Goal
Where a line holds the word "actions", copy that line.
════════
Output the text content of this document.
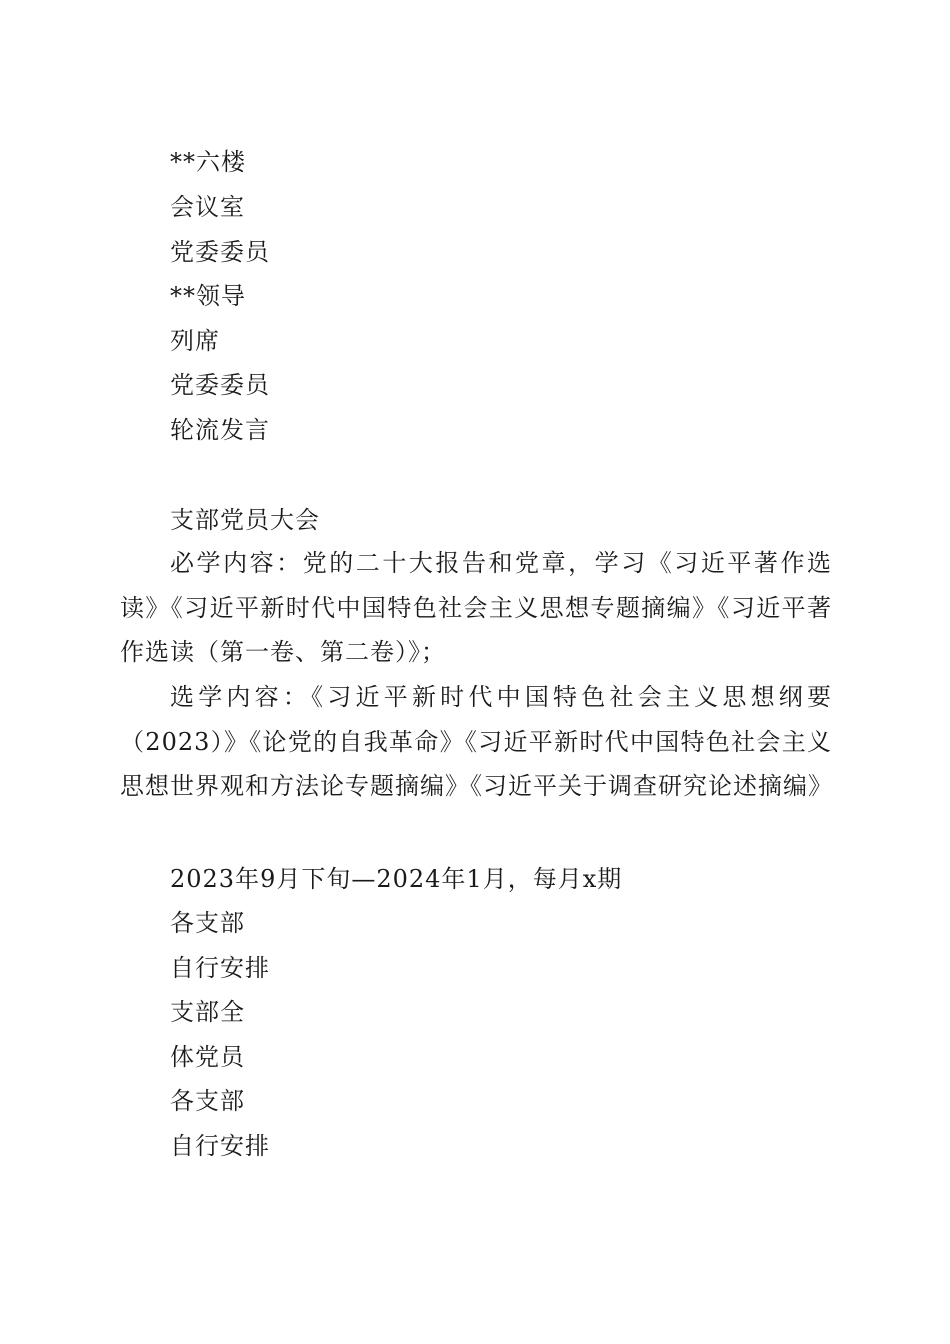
**六楼
会议室
党委委员
**领导
列席
党委委员
轮流发言
支部党员大会
必学内容：党的二十大报告和党章，学习《习近平著作选读》《习近平新时代中国特色社会主义思想专题摘编》《习近平著作选读（第一卷、第二卷）》；
选学内容：《习近平新时代中国特色社会主义思想纲要（2023）》《论党的自我革命》《习近平新时代中国特色社会主义思想世界观和方法论专题摘编》《习近平关于调查研究论述摘编》
2023年9月下旬—2024年1月，每月x期
各支部
自行安排
支部全
体党员
各支部
自行安排
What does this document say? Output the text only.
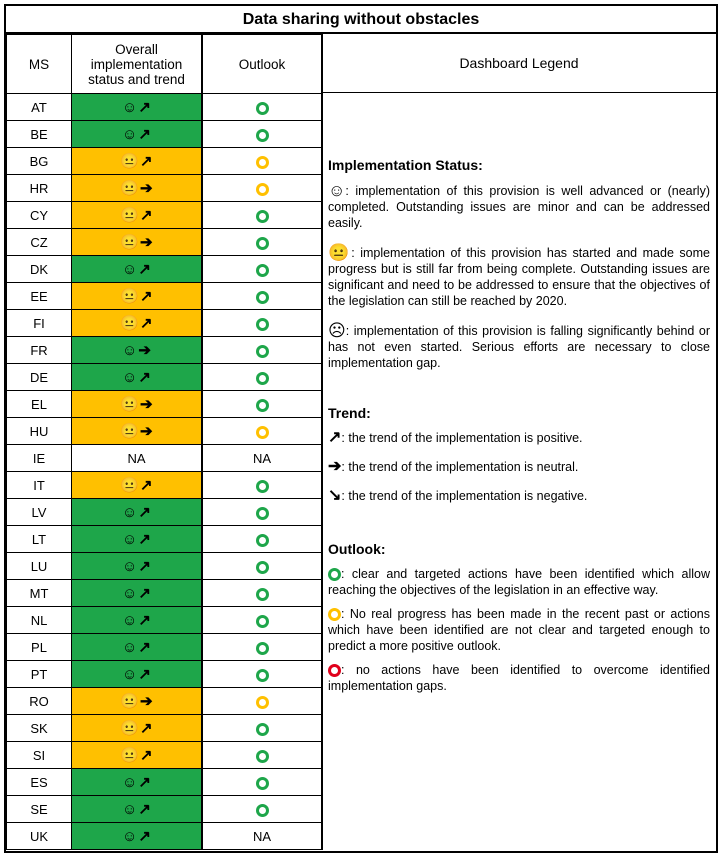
Data sharing without obstacles
MS	Overall implementation status and trend	Outlook
AT	☺↗	
BE	☺↗	
BG	😐↗	
HR	😐➔	
CY	😐↗	
CZ	😐➔	
DK	☺↗	
EE	😐↗	
FI	😐↗	
FR	☺➔	
DE	☺↗	
EL	😐➔	
HU	😐➔	
IE	NA	NA
IT	😐↗	
LV	☺↗	
LT	☺↗	
LU	☺↗	
MT	☺↗	
NL	☺↗	
PL	☺↗	
PT	☺↗	
RO	😐➔	
SK	😐↗	
SI	😐↗	
ES	☺↗	
SE	☺↗	
UK	☺↗	NA
Dashboard Legend

Implementation Status:

☺: implementation of this provision is well advanced or (nearly) completed. Outstanding issues are minor and can be addressed easily.

😐: implementation of this provision has started and made some progress but is still far from being complete. Outstanding issues are significant and need to be addressed to ensure that the objectives of the legislation can still be reached by 2020.

☹: implementation of this provision is falling significantly behind or has not even started. Serious efforts are necessary to close implementation gap.

Trend:

↗: the trend of the implementation is positive.

➔: the trend of the implementation is neutral.

↘: the trend of the implementation is negative.

Outlook:

: clear and targeted actions have been identified which allow reaching the objectives of the legislation in an effective way.

: No real progress has been made in the recent past or actions which have been identified are not clear and targeted enough to predict a more positive outlook.

: no actions have been identified to overcome identified implementation gaps.
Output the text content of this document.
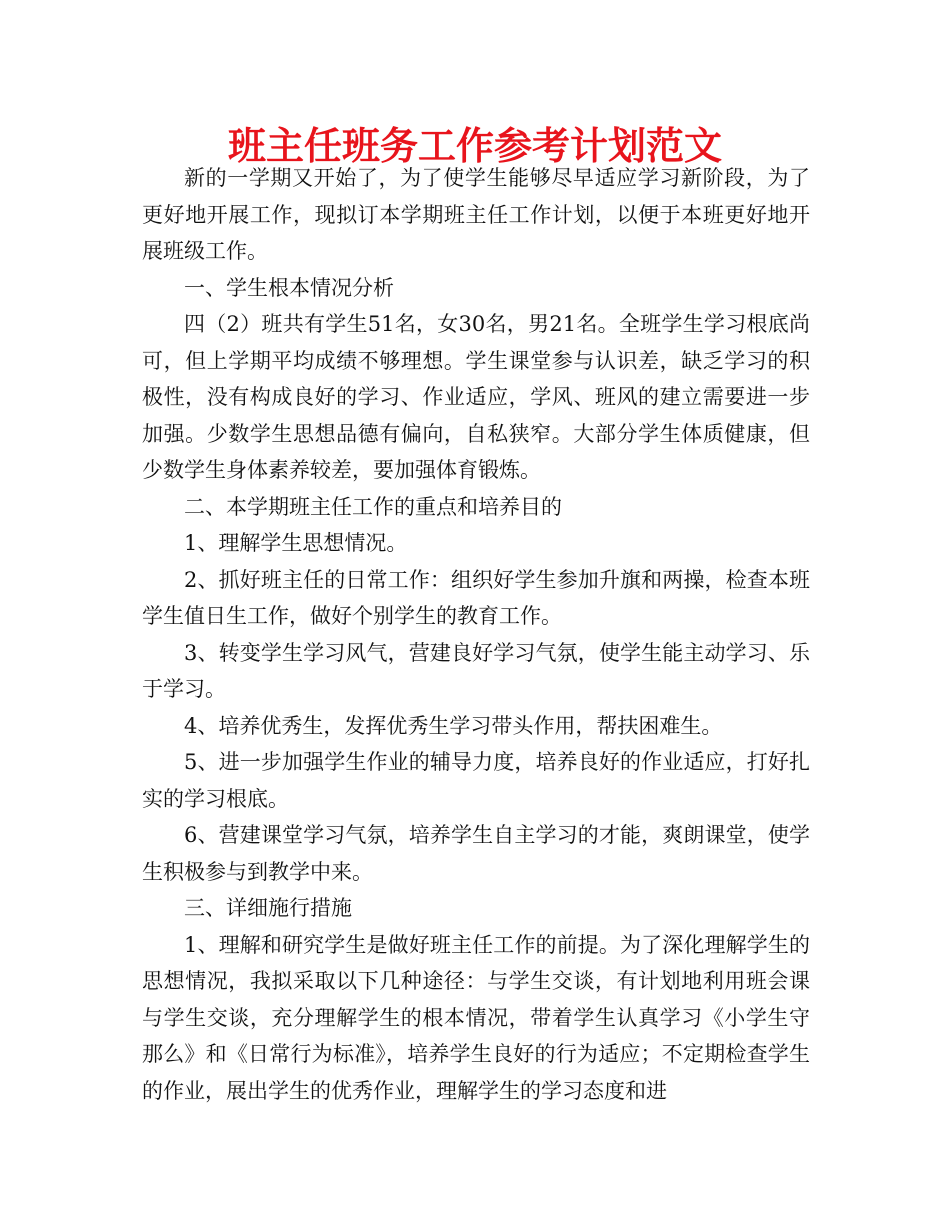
班主任班务工作参考计划范文

新的一学期又开始了，为了使学生能够尽早适应学习新阶段，为了更好地开展工作，现拟订本学期班主任工作计划，以便于本班更好地开展班级工作。

一、学生根本情况分析

四（2）班共有学生51名，女30名，男21名。全班学生学习根底尚可，但上学期平均成绩不够理想。学生课堂参与认识差，缺乏学习的积极性，没有构成良好的学习、作业适应，学风、班风的建立需要进一步加强。少数学生思想品德有偏向，自私狭窄。大部分学生体质健康，但少数学生身体素养较差，要加强体育锻炼。

二、本学期班主任工作的重点和培养目的

1、理解学生思想情况。

2、抓好班主任的日常工作：组织好学生参加升旗和两操，检查本班学生值日生工作，做好个别学生的教育工作。

3、转变学生学习风气，营建良好学习气氛，使学生能主动学习、乐于学习。

4、培养优秀生，发挥优秀生学习带头作用，帮扶困难生。

5、进一步加强学生作业的辅导力度，培养良好的作业适应，打好扎实的学习根底。

6、营建课堂学习气氛，培养学生自主学习的才能，爽朗课堂，使学生积极参与到教学中来。

三、详细施行措施

1、理解和研究学生是做好班主任工作的前提。为了深化理解学生的思想情况，我拟采取以下几种途径：与学生交谈，有计划地利用班会课与学生交谈，充分理解学生的根本情况，带着学生认真学习《小学生守那么》和《日常行为标准》，培养学生良好的行为适应；不定期检查学生的作业，展出学生的优秀作业，理解学生的学习态度和进
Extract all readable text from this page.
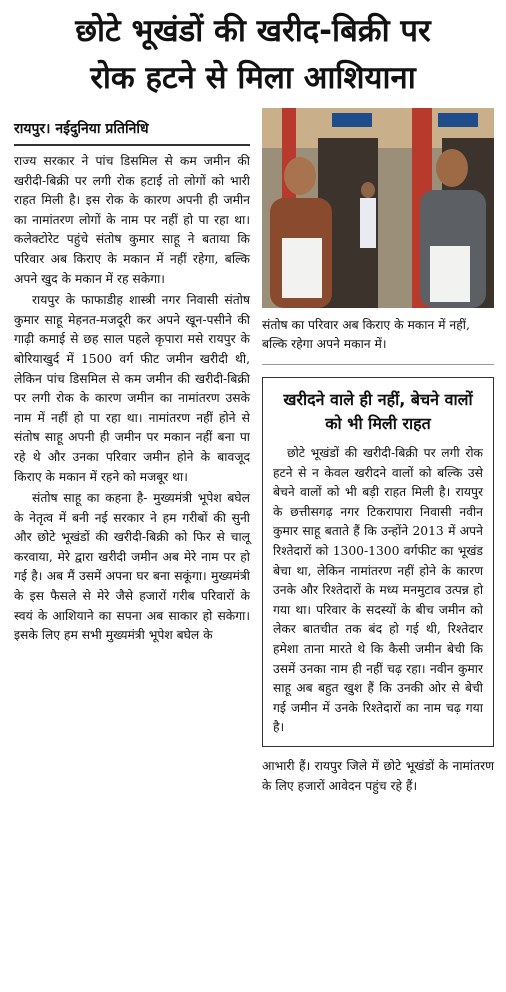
छोटे भूखंडों की खरीद-बिक्री पर
रोक हटने से मिला आशियाना
रायपुर। नईदुनिया प्रतिनिधि

राज्य सरकार ने पांच डिसमिल से कम जमीन की खरीदी-बिक्री पर लगी रोक हटाई तो लोगों को भारी राहत मिली है। इस रोक के कारण अपनी ही जमीन का नामांतरण लोगों के नाम पर नहीं हो पा रहा था। कलेक्टोरेट पहुंचे संतोष कुमार साहू ने बताया कि परिवार अब किराए के मकान में नहीं रहेगा, बल्कि अपने खुद के मकान में रह सकेगा।

रायपुर के फाफाडीह शास्त्री नगर निवासी संतोष कुमार साहू मेहनत-मजदूरी कर अपने खून-पसीने की गाढ़ी कमाई से छह साल पहले कृपारा मसे रायपुर के बोरियाखुर्द में 1500 वर्ग फीट जमीन खरीदी थी, लेकिन पांच डिसमिल से कम जमीन की खरीदी-बिक्री पर लगी रोक के कारण जमीन का नामांतरण उसके नाम में नहीं हो पा रहा था। नामांतरण नहीं होने से संतोष साहू अपनी ही जमीन पर मकान नहीं बना पा रहे थे और उनका परिवार जमीन होने के बावजूद किराए के मकान में रहने को मजबूर था।

संतोष साहू का कहना है- मुख्यमंत्री भूपेश बघेल के नेतृत्व में बनी नई सरकार ने हम गरीबों की सुनी और छोटे भूखंडों की खरीदी-बिक्री को फिर से चालू करवाया, मेरे द्वारा खरीदी जमीन अब मेरे नाम पर हो गई है। अब मैं उसमें अपना घर बना सकूंगा। मुख्यमंत्री के इस फैसले से मेरे जैसे हजारों गरीब परिवारों के स्वयं के आशियाने का सपना अब साकार हो सकेगा। इसके लिए हम सभी मुख्यमंत्री भूपेश बघेल के

संतोष का परिवार अब किराए के मकान में नहीं, बल्कि रहेगा अपने मकान में।
खरीदने वाले ही नहीं, बेचने वालों को भी मिली राहत

छोटे भूखंडों की खरीदी-बिक्री पर लगी रोक हटने से न केवल खरीदने वालों को बल्कि उसे बेचने वालों को भी बड़ी राहत मिली है। रायपुर के छत्तीसगढ़ नगर टिकरापारा निवासी नवीन कुमार साहू बताते हैं कि उन्होंने 2013 में अपने रिश्तेदारों को 1300-1300 वर्गफीट का भूखंड बेचा था, लेकिन नामांतरण नहीं होने के कारण उनके और रिश्तेदारों के मध्य मनमुटाव उत्पन्न हो गया था। परिवार के सदस्यों के बीच जमीन को लेकर बातचीत तक बंद हो गई थी, रिश्तेदार हमेशा ताना मारते थे कि कैसी जमीन बेची कि उसमें उनका नाम ही नहीं चढ़ रहा। नवीन कुमार साहू अब बहुत खुश हैं कि उनकी ओर से बेची गई जमीन में उनके रिश्तेदारों का नाम चढ़ गया है।

आभारी हैं। रायपुर जिले में छोटे भूखंडों के नामांतरण के लिए हजारों आवेदन पहुंच रहे हैं।
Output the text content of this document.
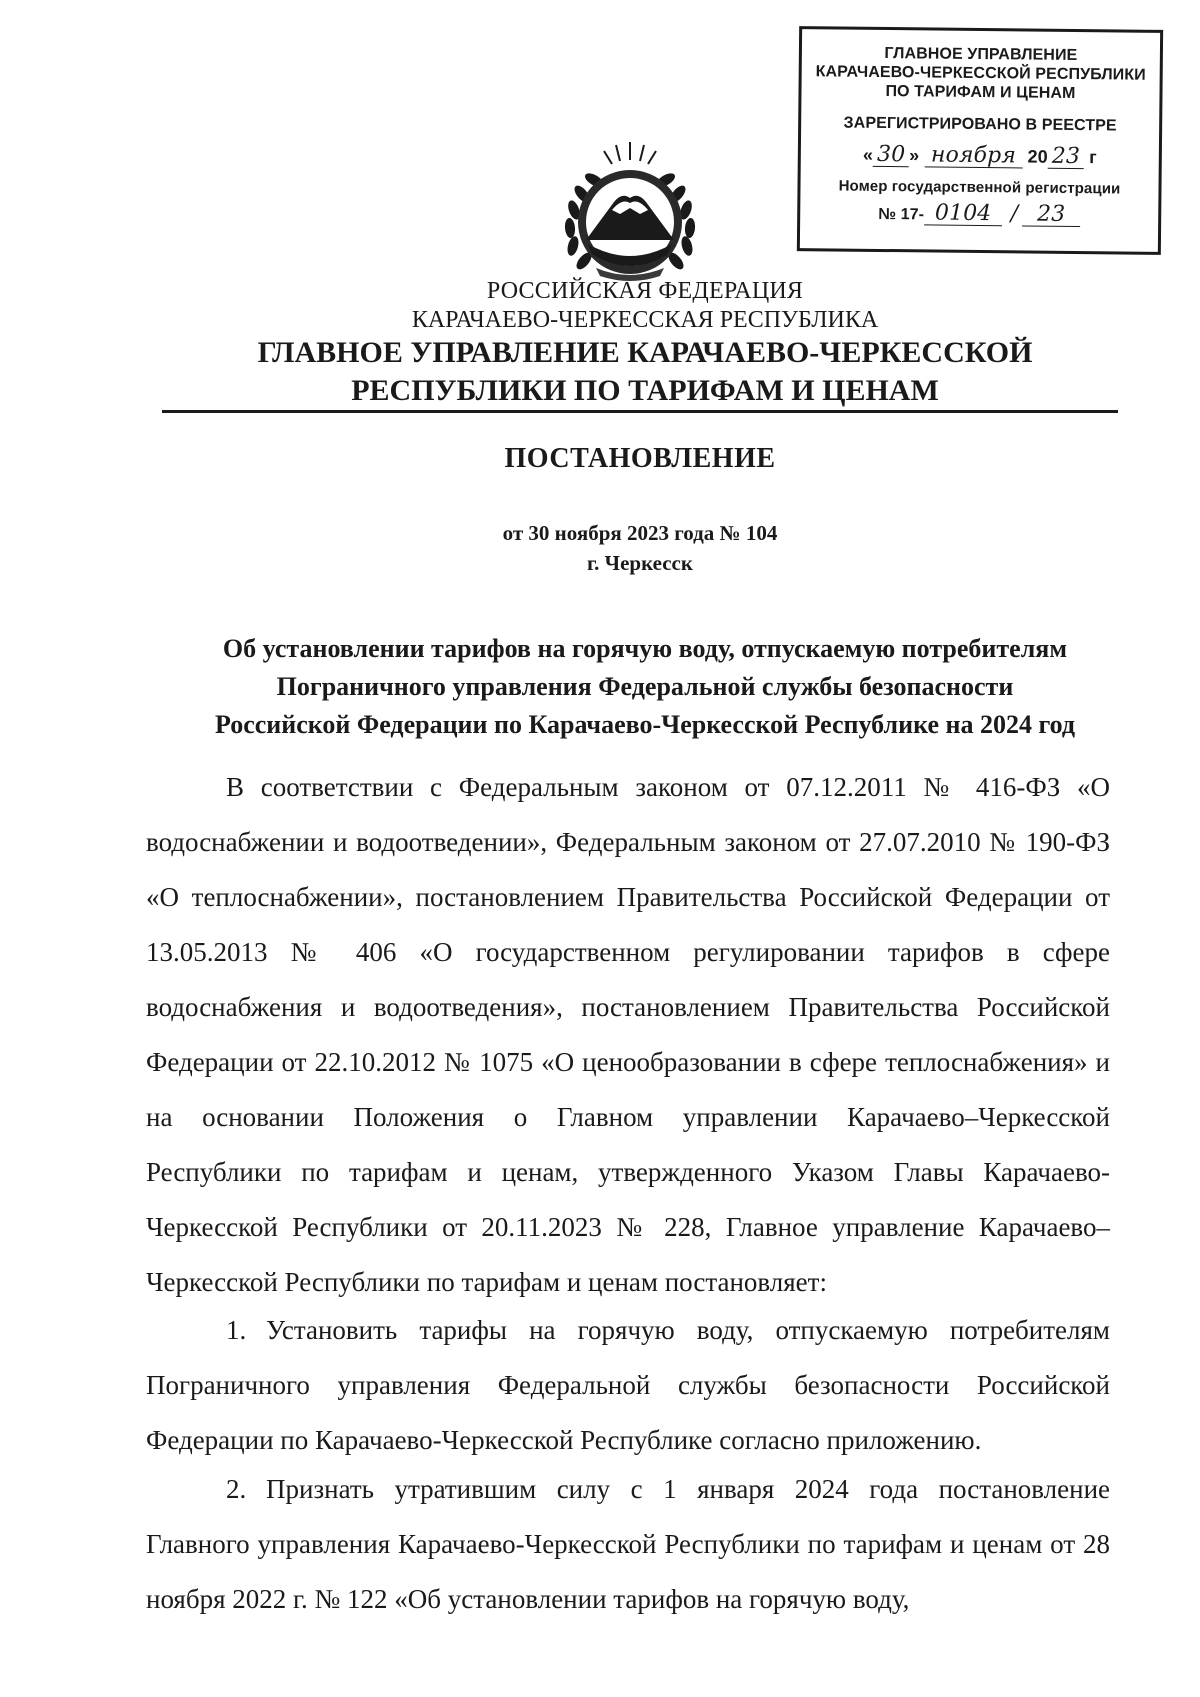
ГЛАВНОЕ УПРАВЛЕНИЕ
КАРАЧАЕВО-ЧЕРКЕССКОЙ РЕСПУБЛИКИ
ПО ТАРИФАМ И ЦЕНАМ
ЗАРЕГИСТРИРОВАНО В РЕЕСТРЕ
« 30 » ноября 20 23 г
Номер государственной регистрации
№ 17- 0104 / 23
РОССИЙСКАЯ ФЕДЕРАЦИЯ
КАРАЧАЕВО-ЧЕРКЕССКАЯ РЕСПУБЛИКА
ГЛАВНОЕ УПРАВЛЕНИЕ КАРАЧАЕВО-ЧЕРКЕССКОЙ
РЕСПУБЛИКИ ПО ТАРИФАМ И ЦЕНАМ
ПОСТАНОВЛЕНИЕ
от 30 ноября 2023 года № 104
г. Черкесск
Об установлении тарифов на горячую воду, отпускаемую потребителям
Пограничного управления Федеральной службы безопасности
Российской Федерации по Карачаево-Черкесской Республике на 2024 год

В соответствии с Федеральным законом от 07.12.2011 № 416-ФЗ «О водоснабжении и водоотведении», Федеральным законом от 27.07.2010 № 190-ФЗ «О теплоснабжении», постановлением Правительства Российской Федерации от 13.05.2013 № 406 «О государственном регулировании тарифов в сфере водоснабжения и водоотведения», постановлением Правительства Российской Федерации от 22.10.2012 № 1075 «О ценообразовании в сфере теплоснабжения» и на основании Положения о Главном управлении Карачаево–Черкесской Республики по тарифам и ценам, утвержденного Указом Главы Карачаево-Черкесской Республики от 20.11.2023 № 228, Главное управление Карачаево–Черкесской Республики по тарифам и ценам постановляет:

1. Установить тарифы на горячую воду, отпускаемую потребителям Пограничного управления Федеральной службы безопасности Российской Федерации по Карачаево-Черкесской Республике согласно приложению.

2. Признать утратившим силу с 1 января 2024 года постановление Главного управления Карачаево-Черкесской Республики по тарифам и ценам от 28 ноября 2022 г. № 122 «Об установлении тарифов на горячую воду,
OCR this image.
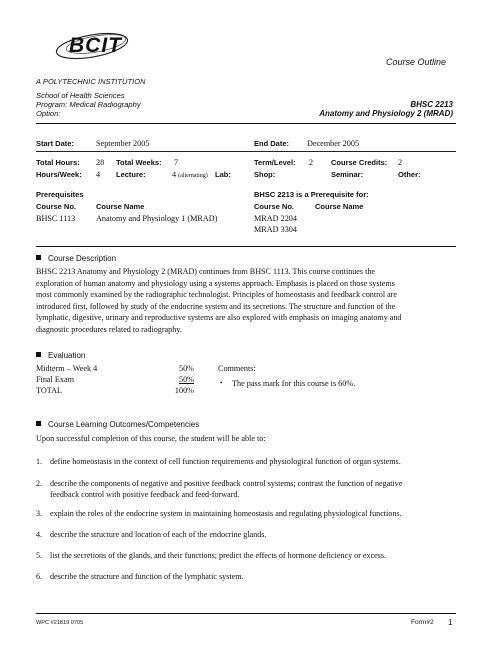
BCIT
Course Outline
A POLYTECHNIC INSTITUTION
School of Health Sciences
Program: Medical Radiography
Option:
BHSC 2213
Anatomy and Physiology 2 (MRAD)
Start Date:	September 2005	End Date: December 2005
Total Hours: 28 Total Weeks: 7	Term/Level: 2 Course Credits: 2
Hours/Week: 4 Lecture:	4 (alternating) Lab:	Shop:	Seminar:	Other:
Prerequisites
Course No.	Course Name
BHSC 1113	Anatomy and Physiology 1 (MRAD)
BHSC 2213 is a Prerequisite for:
Course No.	Course Name
MRAD 2204
MRAD 3304
Course Description
BHSC 2213 Anatomy and Physiology 2 (MRAD) continues from BHSC 1113. This course continues the
exploration of human anatomy and physiology using a systems approach. Emphasis is placed on those systems
most commonly examined by the radiographic technologist. Principles of homeostasis and feedback control are
introduced first, followed by study of the endocrine system and its secretions. The structure and function of the
lymphatic, digestive, urinary and reproductive systems are also explored with emphasis on imaging anatomy and
diagnostic procedures related to radiography.
Evaluation
Midterm – Week 4	50%
Final Exam	50%
TOTAL	100%
Comments:
• The pass mark for this course is 60%.
Course Learning Outcomes/Competencies
Upon successful completion of this course, the student will be able to:
1. define homeostasis in the context of cell function requirements and physiological function of organ systems.
2. describe the components of negative and positive feedback control systems; contrast the function of negative
feedback control with positive feedback and feed-forward.
3. explain the roles of the endocrine system in maintaining homeostasis and regulating physiological functions.
4. describe the structure and location of each of the endocrine glands.
5. list the secretions of the glands, and their functions; predict the effects of hormone deficiency or excess.
6. describe the structure and function of the lymphatic system.
WPC #21819 0705	Form#2 1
════════
Finished task
: clear and targeted actions have been identified which allow reaching the objectives of the legislation in an effective way.
: No real progress has been made in the recent past or actions which have been identified are not clear and targeted enough to predict a more positive outlook.
: no actions have been identified to overcome identified implementation gaps.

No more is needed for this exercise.